#### Stated goal:
Your task is to repeat the lines from the line with "Convert this screenshot" to the line with "What's the underlying", both ends included, and nothing else. Pictures stay out of the copy.

[Stored data]
»»

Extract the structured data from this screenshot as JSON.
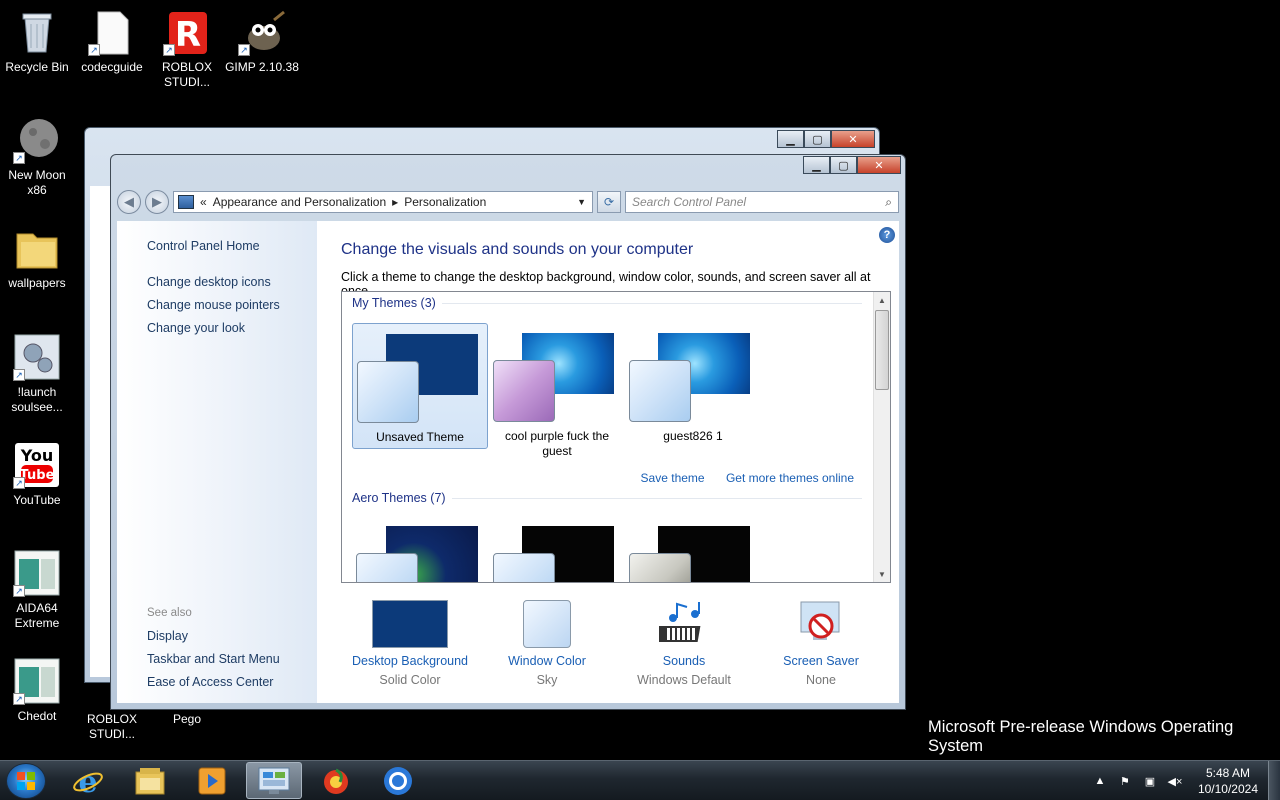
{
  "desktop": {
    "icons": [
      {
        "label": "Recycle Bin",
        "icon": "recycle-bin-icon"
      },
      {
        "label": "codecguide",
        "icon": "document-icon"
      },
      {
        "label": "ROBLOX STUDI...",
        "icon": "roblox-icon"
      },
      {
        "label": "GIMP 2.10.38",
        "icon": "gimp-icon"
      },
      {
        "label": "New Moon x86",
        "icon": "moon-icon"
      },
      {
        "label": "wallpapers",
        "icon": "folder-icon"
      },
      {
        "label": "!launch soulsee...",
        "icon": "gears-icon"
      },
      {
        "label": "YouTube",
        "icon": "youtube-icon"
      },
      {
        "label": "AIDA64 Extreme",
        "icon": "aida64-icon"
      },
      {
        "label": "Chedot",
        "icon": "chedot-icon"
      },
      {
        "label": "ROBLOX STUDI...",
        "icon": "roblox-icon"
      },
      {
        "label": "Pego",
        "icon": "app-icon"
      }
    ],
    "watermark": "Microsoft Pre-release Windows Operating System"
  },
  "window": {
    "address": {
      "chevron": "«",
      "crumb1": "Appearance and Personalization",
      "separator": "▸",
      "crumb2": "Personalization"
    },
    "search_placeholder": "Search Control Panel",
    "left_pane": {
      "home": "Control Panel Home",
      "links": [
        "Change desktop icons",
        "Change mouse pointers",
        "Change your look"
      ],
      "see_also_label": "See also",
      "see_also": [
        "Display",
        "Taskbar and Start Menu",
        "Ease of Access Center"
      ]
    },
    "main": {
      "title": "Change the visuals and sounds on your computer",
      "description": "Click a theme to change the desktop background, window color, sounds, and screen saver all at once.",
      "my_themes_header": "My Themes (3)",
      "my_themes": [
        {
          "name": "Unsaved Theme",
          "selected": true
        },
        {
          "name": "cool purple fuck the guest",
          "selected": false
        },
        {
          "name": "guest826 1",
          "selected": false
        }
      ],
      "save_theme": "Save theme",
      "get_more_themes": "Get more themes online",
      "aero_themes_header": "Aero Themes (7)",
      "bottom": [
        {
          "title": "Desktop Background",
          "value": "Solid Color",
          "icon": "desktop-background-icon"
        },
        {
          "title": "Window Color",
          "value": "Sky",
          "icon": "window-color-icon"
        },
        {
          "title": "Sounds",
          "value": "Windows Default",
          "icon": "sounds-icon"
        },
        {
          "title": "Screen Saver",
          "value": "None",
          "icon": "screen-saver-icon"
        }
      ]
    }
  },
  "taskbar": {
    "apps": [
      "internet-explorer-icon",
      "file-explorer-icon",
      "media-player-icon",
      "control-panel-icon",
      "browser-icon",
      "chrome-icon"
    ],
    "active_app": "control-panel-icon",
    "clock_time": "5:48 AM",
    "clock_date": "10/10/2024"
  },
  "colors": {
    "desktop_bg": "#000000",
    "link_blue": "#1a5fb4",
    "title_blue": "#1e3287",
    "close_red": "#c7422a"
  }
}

««
»»

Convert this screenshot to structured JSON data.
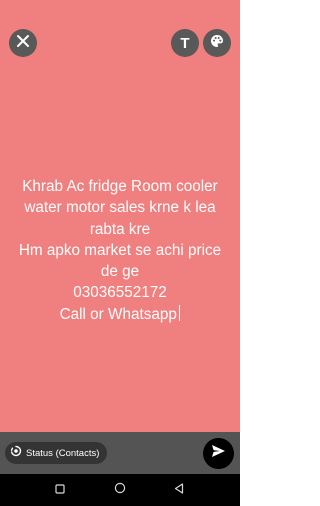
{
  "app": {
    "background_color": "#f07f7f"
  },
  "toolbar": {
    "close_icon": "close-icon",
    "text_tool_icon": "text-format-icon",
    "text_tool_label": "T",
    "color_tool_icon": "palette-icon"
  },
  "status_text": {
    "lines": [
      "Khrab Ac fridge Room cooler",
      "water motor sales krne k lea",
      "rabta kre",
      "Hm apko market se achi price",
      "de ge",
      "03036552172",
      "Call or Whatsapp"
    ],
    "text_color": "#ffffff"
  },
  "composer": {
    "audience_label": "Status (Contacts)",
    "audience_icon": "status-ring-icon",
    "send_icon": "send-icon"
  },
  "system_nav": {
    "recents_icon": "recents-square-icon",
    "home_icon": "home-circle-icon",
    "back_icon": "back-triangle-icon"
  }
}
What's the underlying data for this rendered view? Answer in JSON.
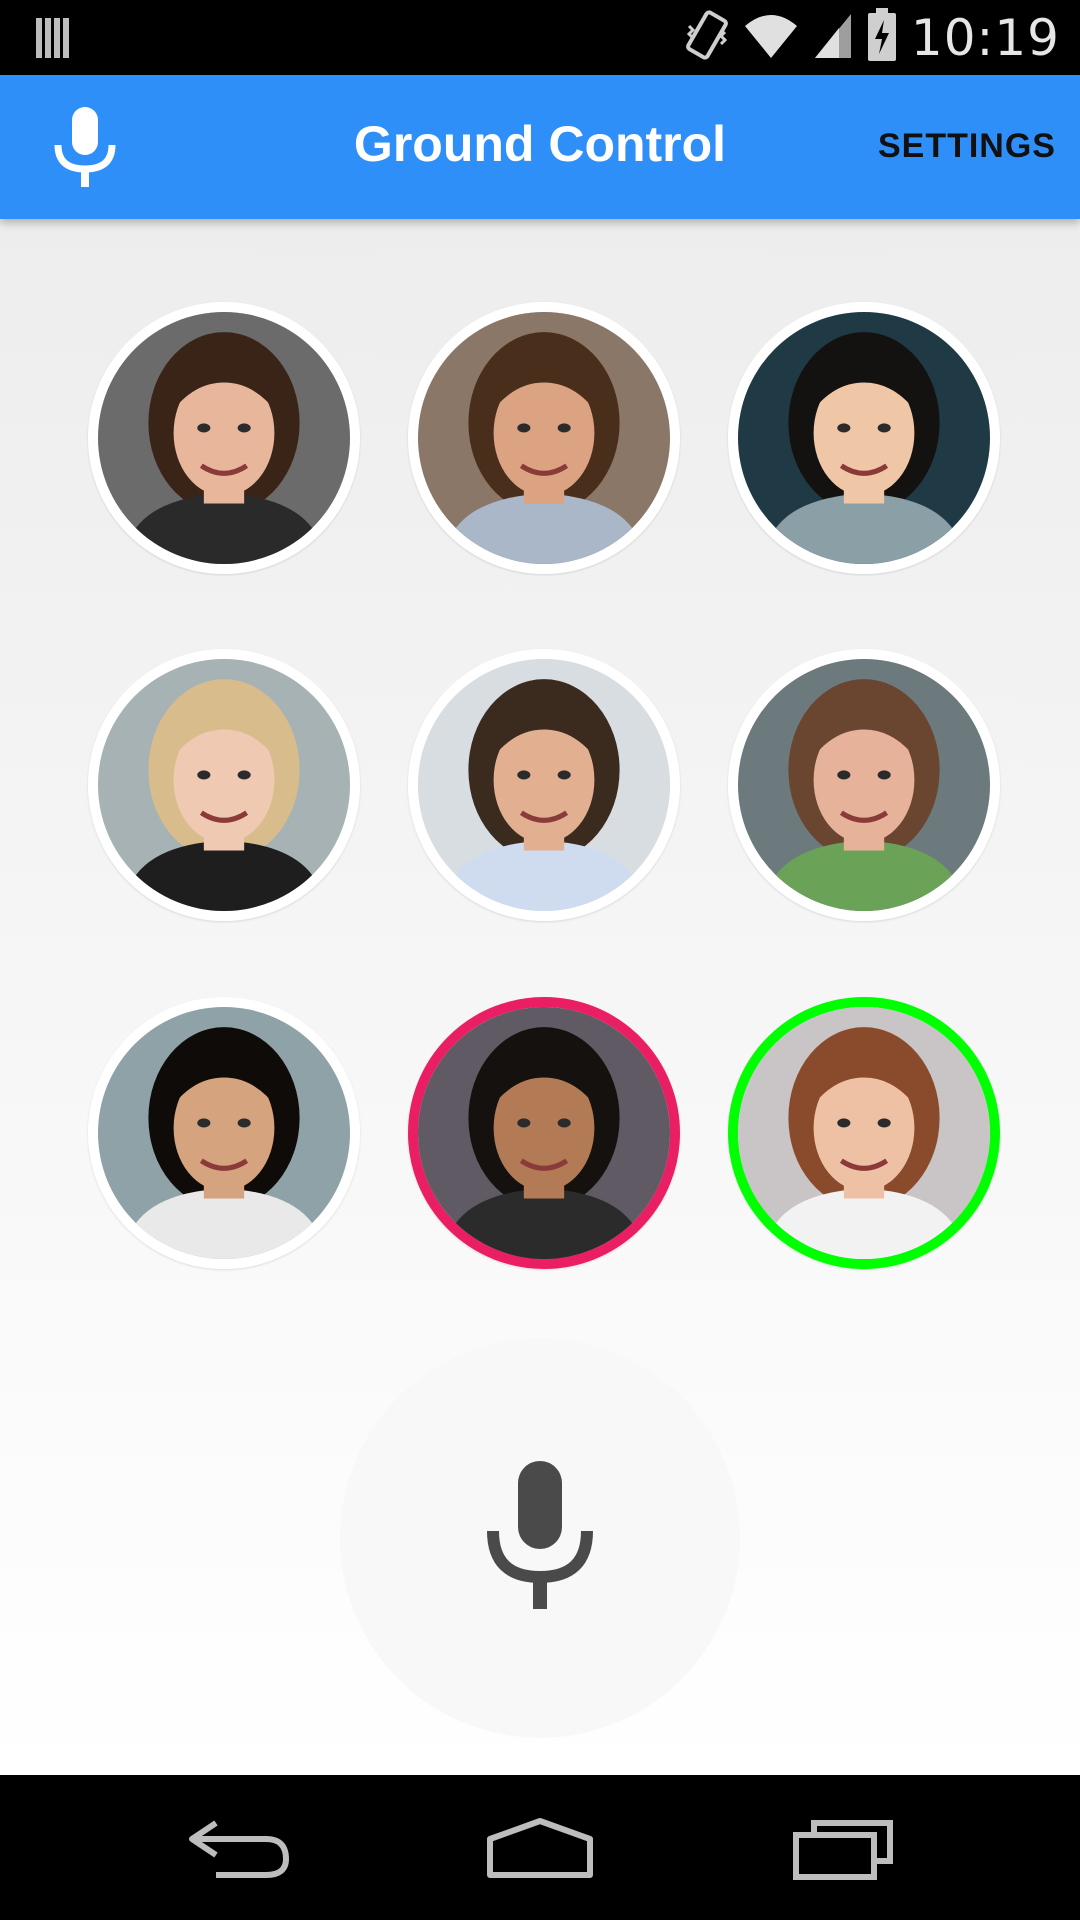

««
»»

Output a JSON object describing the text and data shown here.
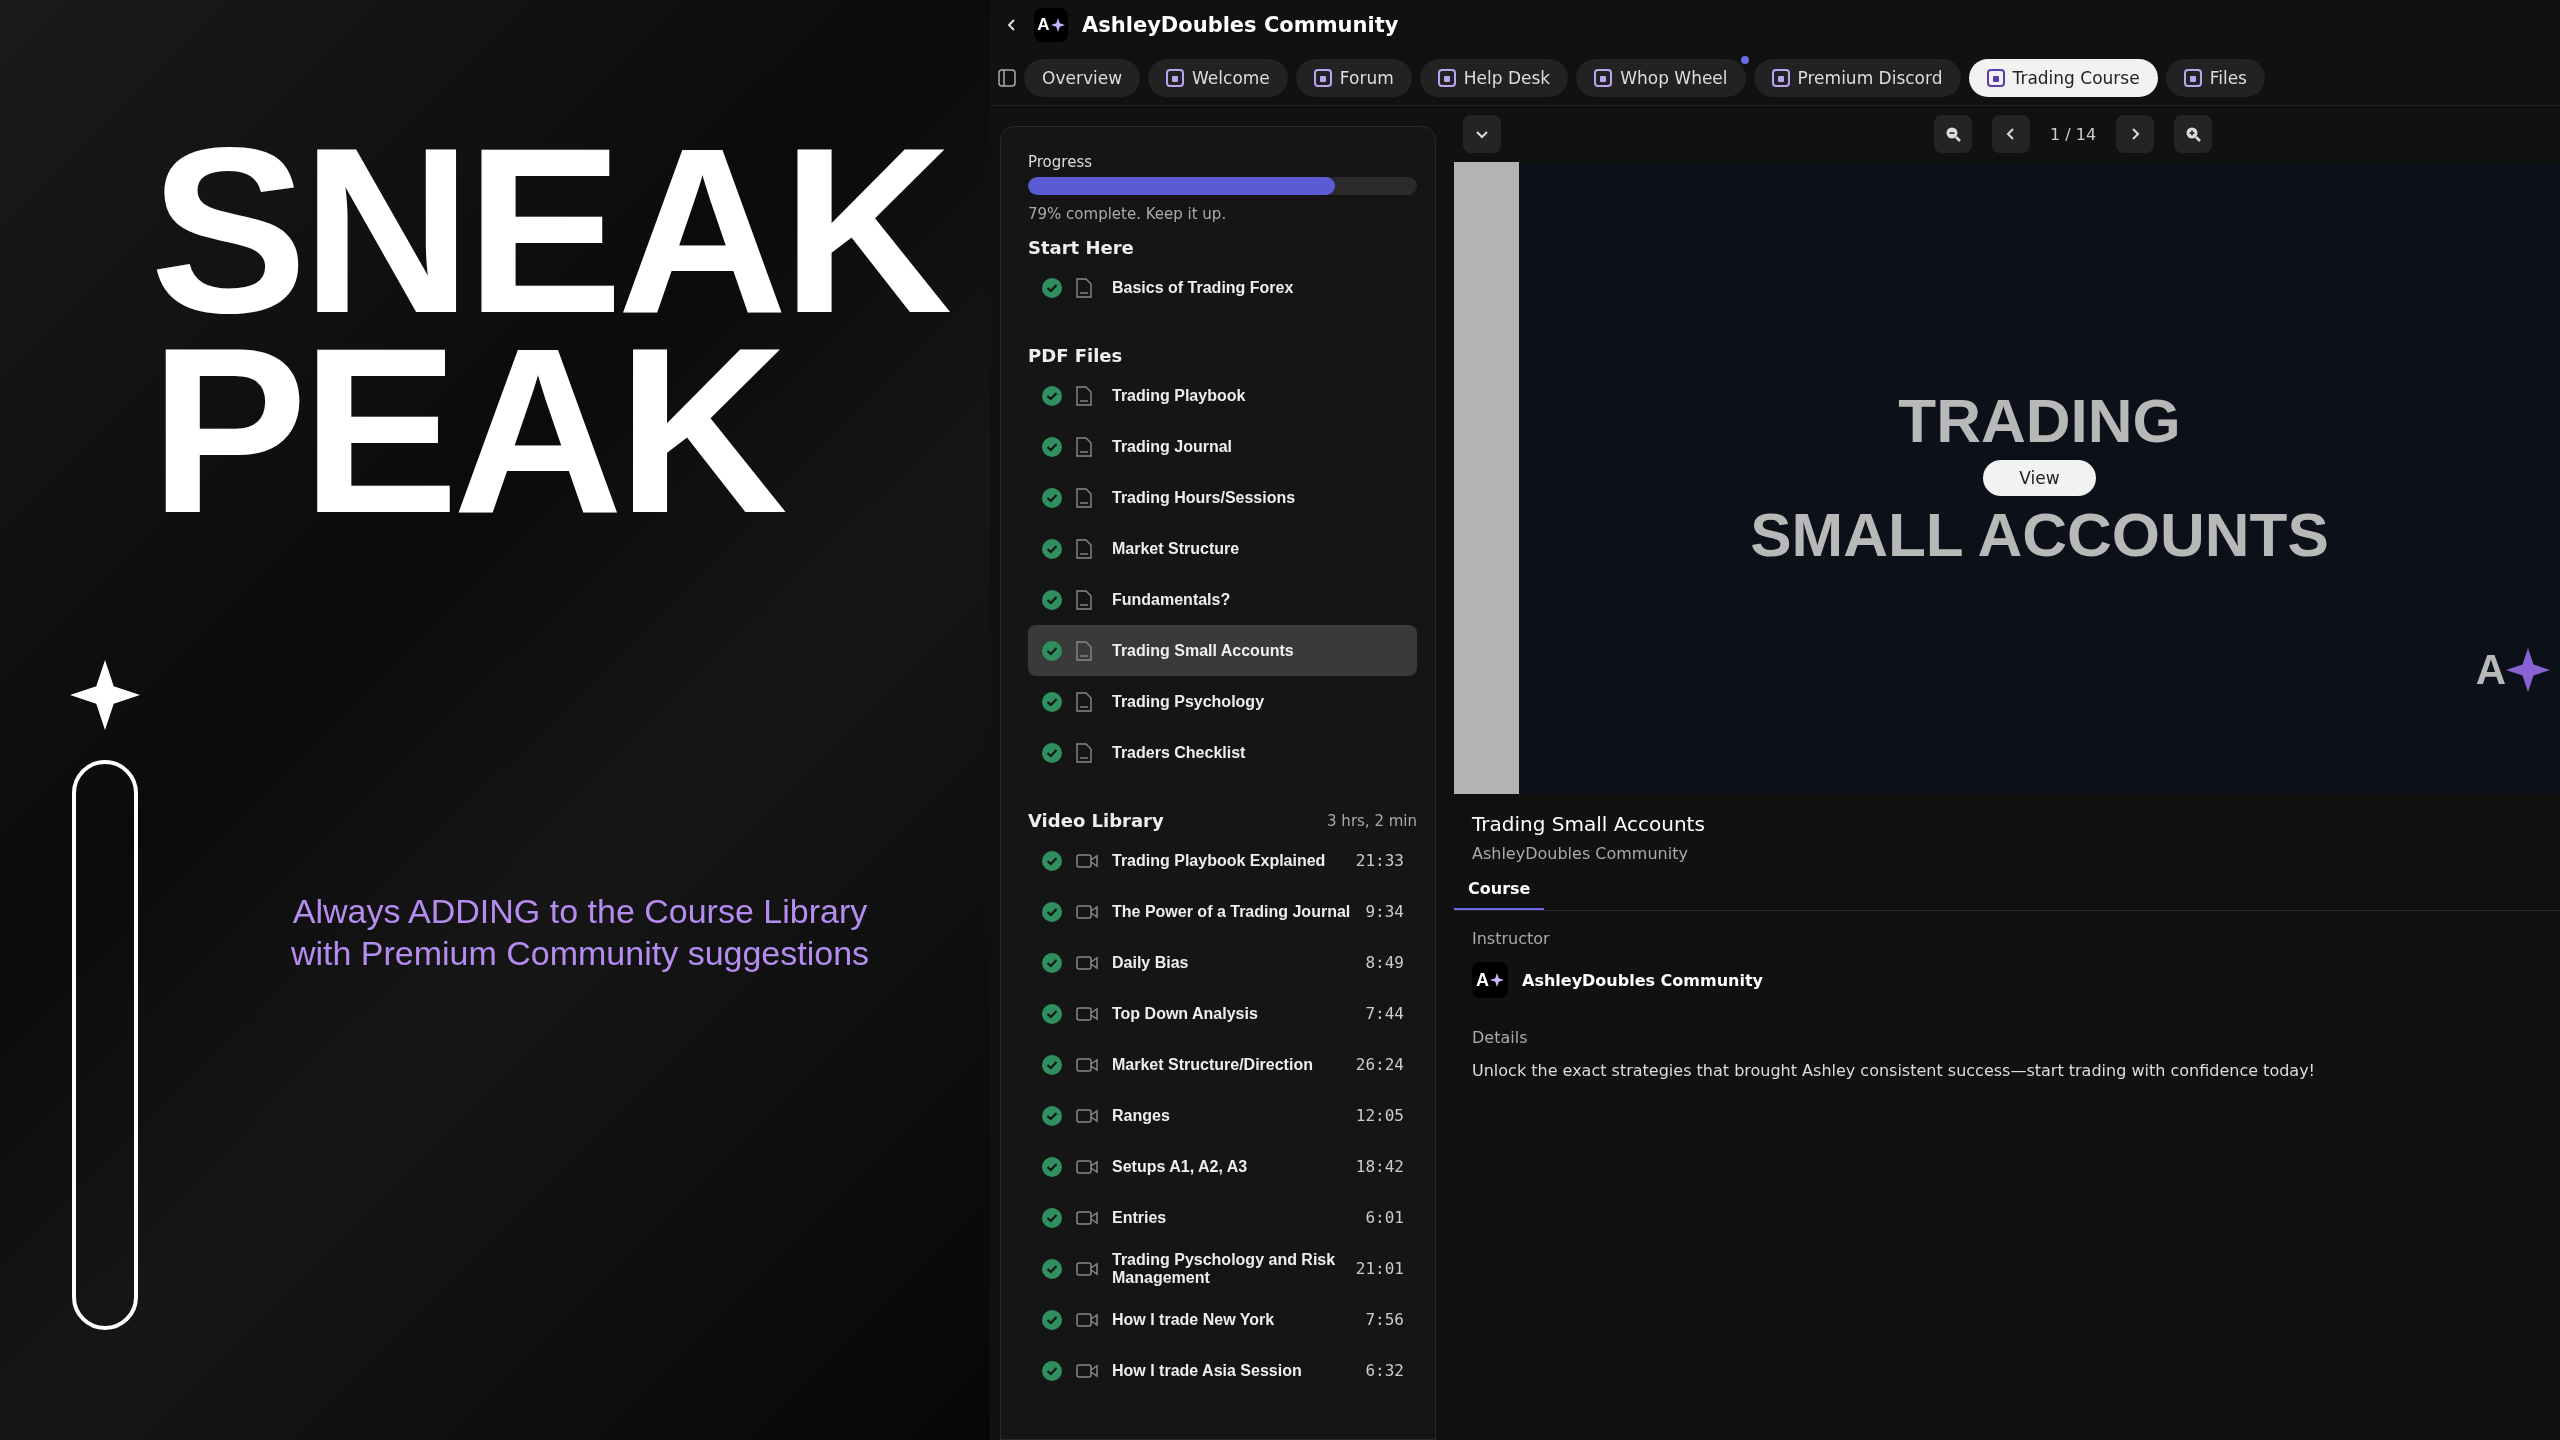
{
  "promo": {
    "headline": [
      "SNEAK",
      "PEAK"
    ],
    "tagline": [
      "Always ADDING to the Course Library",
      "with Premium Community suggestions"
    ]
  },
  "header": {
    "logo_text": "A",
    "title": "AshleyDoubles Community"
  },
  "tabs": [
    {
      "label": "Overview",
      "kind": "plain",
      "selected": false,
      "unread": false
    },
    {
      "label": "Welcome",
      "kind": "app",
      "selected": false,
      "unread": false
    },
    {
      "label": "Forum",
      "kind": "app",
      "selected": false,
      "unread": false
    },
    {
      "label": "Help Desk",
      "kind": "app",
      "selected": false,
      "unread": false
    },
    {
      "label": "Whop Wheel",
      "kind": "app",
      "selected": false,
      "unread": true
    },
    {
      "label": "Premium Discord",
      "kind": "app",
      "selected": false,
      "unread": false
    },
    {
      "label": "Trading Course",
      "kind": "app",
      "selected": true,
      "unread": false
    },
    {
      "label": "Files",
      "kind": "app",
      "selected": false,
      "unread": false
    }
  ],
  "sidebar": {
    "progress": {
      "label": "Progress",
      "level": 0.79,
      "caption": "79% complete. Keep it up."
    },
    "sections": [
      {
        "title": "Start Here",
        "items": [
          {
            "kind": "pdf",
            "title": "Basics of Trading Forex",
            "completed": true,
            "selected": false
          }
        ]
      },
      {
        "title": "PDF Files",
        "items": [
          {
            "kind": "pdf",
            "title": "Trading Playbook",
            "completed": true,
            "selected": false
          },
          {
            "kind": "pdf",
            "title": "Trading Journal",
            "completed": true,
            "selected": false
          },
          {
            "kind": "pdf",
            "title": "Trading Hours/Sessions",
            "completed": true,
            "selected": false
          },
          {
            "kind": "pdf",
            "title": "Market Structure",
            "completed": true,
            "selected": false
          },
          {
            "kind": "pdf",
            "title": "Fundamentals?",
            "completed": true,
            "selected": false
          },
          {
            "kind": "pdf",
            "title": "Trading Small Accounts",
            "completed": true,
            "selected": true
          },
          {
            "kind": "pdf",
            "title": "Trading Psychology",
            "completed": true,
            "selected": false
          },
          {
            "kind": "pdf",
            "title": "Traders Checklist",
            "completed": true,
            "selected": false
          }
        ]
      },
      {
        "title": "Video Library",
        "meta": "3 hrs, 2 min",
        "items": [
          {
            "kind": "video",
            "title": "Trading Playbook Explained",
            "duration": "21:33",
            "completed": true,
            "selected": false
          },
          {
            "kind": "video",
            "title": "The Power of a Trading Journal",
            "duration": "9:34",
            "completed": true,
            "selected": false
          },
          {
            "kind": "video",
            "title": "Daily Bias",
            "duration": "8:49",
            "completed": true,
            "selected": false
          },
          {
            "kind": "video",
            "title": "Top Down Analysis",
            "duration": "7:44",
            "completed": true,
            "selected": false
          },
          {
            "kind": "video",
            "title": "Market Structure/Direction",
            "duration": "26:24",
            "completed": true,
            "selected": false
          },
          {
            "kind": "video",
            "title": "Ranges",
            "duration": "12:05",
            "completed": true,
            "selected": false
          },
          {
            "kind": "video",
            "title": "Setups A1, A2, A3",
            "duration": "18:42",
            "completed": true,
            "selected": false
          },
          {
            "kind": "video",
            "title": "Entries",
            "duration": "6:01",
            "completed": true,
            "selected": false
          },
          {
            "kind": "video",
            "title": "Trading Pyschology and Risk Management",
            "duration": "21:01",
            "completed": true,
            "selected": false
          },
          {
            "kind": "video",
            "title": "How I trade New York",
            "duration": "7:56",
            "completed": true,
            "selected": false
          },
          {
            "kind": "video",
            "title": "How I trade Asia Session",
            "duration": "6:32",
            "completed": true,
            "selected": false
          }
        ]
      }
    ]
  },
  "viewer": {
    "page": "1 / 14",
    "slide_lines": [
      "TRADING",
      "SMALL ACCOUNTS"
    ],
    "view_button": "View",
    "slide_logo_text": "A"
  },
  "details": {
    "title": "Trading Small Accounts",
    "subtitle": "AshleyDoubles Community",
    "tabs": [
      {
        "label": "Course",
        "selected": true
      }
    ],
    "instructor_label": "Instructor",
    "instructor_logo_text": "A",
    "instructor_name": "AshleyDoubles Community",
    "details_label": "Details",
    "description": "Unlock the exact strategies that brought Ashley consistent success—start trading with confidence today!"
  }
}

««

#### Written response:
Convert this screenshot to structured JSON data.
{
  "app": {
    "background_color": "#f07f7f"
  },
  "toolbar": {
    "close_icon": "close-icon",
    "text_tool_icon": "text-format-icon",
    "text_tool_label": "T",
    "color_tool_icon": "palette-icon"
  },
  "status_text": {
    "lines": [
      "Khrab Ac fridge Room cooler",
      "water motor sales krne k lea",
      "rabta kre",
      "Hm apko market se achi price",
      "de ge",
      "03036552172",
      "Call or Whatsapp"
    ],
    "text_color": "#ffffff"
  },
  "composer": {
    "audience_label": "Status (Contacts)",
    "audience_icon": "status-ring-icon",
    "send_icon": "send-icon"
  },
  "system_nav": {
    "recents_icon": "recents-square-icon",
    "home_icon": "home-circle-icon",
    "back_icon": "back-triangle-icon"
  }
}
What's the underlying data for this rendered view? Answer in JSON.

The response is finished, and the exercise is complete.